Items from a data source
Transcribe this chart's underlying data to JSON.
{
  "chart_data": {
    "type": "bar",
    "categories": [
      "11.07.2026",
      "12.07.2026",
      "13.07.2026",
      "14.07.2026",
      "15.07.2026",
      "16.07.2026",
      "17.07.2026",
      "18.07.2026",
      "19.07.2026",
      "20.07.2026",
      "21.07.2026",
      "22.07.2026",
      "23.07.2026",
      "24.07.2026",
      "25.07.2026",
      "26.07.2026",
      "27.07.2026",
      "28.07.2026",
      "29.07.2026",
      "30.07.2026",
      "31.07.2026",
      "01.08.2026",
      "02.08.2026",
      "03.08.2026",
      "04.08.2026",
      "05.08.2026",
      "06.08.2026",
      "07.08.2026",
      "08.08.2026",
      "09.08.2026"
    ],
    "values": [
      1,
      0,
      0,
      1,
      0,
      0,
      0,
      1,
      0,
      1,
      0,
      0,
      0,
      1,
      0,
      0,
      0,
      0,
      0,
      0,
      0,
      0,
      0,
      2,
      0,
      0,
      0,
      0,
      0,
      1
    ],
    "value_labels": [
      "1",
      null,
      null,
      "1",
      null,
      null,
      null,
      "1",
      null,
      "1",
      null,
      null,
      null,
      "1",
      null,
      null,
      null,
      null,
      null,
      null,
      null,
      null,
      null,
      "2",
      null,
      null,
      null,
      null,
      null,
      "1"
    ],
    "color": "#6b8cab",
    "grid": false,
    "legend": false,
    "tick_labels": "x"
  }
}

...

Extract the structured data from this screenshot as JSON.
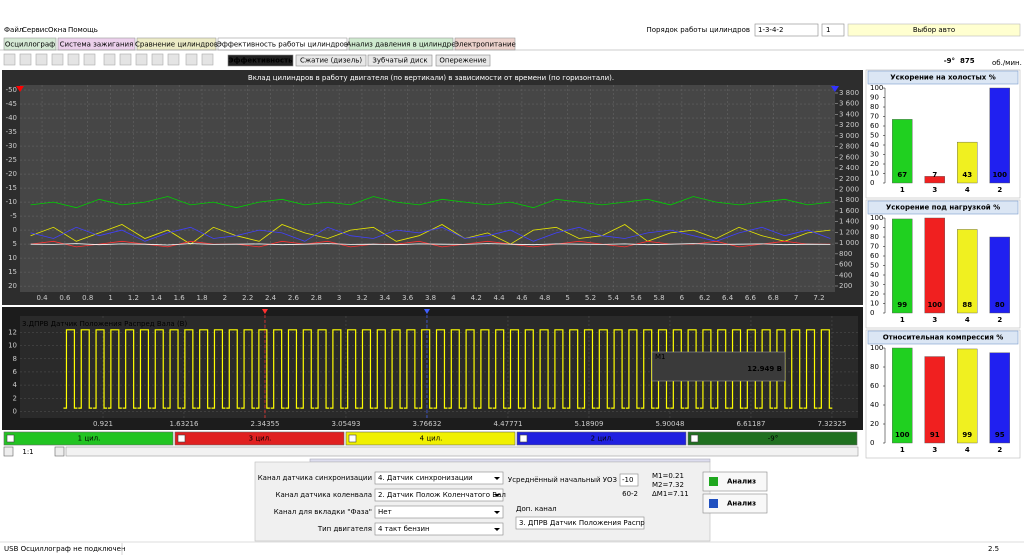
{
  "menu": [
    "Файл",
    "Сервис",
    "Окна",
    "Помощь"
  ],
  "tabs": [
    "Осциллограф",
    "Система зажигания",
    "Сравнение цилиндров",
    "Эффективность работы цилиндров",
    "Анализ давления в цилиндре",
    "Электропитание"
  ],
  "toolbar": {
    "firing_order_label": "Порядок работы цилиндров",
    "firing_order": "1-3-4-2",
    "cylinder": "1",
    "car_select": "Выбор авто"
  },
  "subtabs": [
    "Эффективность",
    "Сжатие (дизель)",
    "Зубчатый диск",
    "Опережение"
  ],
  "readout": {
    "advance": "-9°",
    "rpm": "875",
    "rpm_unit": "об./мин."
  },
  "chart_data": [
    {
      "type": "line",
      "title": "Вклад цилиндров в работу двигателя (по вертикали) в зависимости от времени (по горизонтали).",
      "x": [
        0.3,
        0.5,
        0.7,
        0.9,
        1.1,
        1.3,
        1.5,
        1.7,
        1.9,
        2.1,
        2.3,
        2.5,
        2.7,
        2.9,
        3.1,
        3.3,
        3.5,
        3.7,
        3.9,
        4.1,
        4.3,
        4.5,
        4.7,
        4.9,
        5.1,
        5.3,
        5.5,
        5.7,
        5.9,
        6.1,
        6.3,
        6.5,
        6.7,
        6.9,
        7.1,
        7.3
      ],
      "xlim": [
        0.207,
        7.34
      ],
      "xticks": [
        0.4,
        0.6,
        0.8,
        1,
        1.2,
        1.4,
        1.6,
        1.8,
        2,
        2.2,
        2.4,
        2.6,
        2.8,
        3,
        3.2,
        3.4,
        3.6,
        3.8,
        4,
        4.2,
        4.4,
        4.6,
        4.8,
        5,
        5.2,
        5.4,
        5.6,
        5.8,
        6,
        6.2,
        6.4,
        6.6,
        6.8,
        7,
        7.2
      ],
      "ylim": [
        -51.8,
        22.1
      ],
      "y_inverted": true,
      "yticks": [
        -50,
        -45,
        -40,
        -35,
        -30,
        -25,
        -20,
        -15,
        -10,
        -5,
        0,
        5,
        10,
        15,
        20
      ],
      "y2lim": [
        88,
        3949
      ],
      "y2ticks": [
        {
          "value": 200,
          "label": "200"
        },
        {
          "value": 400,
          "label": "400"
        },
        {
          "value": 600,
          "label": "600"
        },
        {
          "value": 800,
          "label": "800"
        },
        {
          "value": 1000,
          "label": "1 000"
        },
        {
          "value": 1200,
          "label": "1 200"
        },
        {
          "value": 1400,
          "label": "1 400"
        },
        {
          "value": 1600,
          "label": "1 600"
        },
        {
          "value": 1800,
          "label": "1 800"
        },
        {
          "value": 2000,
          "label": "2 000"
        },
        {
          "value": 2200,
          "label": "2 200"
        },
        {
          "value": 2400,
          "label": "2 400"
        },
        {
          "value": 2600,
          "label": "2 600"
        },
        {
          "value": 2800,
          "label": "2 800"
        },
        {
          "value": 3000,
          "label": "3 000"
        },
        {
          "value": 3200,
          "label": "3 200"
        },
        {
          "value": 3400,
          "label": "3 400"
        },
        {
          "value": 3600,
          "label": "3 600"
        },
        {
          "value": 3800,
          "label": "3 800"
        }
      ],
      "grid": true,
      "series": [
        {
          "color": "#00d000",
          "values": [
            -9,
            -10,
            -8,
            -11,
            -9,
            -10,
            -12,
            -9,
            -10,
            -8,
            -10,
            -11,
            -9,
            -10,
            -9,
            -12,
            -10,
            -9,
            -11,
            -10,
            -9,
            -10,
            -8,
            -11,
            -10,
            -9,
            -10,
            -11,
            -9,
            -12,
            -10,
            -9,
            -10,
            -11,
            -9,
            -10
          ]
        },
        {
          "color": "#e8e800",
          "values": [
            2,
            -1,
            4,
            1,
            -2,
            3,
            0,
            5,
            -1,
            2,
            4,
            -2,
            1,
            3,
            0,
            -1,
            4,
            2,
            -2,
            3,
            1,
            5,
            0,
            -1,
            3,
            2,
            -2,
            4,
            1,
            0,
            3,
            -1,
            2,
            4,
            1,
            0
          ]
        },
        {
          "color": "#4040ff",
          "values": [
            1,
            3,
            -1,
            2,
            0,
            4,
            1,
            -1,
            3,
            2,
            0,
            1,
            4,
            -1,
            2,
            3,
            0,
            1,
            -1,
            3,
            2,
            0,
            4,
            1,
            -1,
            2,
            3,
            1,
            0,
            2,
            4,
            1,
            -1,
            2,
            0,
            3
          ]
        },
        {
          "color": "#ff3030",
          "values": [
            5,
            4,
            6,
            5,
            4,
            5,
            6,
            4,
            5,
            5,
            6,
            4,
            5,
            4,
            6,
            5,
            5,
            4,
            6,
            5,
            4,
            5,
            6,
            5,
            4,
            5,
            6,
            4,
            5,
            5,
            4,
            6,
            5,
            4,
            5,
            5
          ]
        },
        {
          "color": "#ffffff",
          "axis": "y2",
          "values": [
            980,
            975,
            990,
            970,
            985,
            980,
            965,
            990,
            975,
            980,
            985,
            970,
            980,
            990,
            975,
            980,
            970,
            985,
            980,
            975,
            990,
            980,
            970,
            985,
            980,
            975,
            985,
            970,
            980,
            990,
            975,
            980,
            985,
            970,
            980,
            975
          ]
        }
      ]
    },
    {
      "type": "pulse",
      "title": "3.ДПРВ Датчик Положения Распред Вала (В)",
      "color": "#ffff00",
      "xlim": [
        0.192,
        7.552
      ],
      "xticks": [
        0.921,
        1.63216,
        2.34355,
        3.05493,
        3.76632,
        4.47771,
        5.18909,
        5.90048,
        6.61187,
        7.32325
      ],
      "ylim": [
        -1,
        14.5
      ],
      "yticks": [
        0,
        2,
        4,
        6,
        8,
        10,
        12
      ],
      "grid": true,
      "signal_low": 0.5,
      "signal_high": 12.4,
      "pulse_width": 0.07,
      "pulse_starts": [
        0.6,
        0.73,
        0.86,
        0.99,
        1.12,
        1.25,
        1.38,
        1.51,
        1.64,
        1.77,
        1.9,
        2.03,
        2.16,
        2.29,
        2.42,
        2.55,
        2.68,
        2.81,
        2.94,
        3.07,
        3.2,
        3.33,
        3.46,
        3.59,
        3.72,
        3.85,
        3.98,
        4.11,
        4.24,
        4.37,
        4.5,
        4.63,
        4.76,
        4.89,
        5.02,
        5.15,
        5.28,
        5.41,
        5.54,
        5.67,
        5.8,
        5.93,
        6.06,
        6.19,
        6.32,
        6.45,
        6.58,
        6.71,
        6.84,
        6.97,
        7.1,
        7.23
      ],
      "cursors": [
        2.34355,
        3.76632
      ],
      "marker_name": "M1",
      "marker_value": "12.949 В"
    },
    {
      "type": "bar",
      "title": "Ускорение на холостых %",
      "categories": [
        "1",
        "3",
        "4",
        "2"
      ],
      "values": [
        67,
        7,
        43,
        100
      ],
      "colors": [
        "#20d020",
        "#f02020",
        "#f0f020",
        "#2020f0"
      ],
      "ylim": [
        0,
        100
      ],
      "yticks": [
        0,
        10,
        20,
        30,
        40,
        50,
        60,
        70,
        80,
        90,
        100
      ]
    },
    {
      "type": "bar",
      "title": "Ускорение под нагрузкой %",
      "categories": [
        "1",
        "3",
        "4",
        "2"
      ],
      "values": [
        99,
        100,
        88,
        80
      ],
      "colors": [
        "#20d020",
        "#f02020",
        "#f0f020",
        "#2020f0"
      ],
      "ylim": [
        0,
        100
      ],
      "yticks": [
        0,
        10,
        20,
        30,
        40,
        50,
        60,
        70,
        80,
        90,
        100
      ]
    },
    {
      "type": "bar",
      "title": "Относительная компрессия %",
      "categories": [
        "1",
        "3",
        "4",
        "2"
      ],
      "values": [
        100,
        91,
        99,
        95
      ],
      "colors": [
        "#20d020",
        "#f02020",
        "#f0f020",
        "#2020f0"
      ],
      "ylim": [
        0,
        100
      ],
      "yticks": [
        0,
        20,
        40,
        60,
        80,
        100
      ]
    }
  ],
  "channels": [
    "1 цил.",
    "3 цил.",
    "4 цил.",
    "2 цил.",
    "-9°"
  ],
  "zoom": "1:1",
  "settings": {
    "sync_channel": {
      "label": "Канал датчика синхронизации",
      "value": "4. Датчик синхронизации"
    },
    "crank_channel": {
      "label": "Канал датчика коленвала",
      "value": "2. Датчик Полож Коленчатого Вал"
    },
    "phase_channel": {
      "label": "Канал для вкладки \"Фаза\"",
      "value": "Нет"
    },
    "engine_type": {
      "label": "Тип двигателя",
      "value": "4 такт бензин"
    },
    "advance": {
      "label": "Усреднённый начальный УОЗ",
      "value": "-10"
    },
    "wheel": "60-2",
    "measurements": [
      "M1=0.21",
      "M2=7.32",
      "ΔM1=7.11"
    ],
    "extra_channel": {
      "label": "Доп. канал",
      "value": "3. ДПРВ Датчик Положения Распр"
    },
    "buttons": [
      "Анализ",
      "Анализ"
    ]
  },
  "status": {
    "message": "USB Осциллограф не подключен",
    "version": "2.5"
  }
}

INSTRUCTION = Your task is to gather every line with the word "двигателя" and copy it.

TASK RESPONSE =
      "title": "Вклад цилиндров в работу двигателя (по вертикали) в зависимости от времени (по горизонтали).",
      "label": "Тип двигателя",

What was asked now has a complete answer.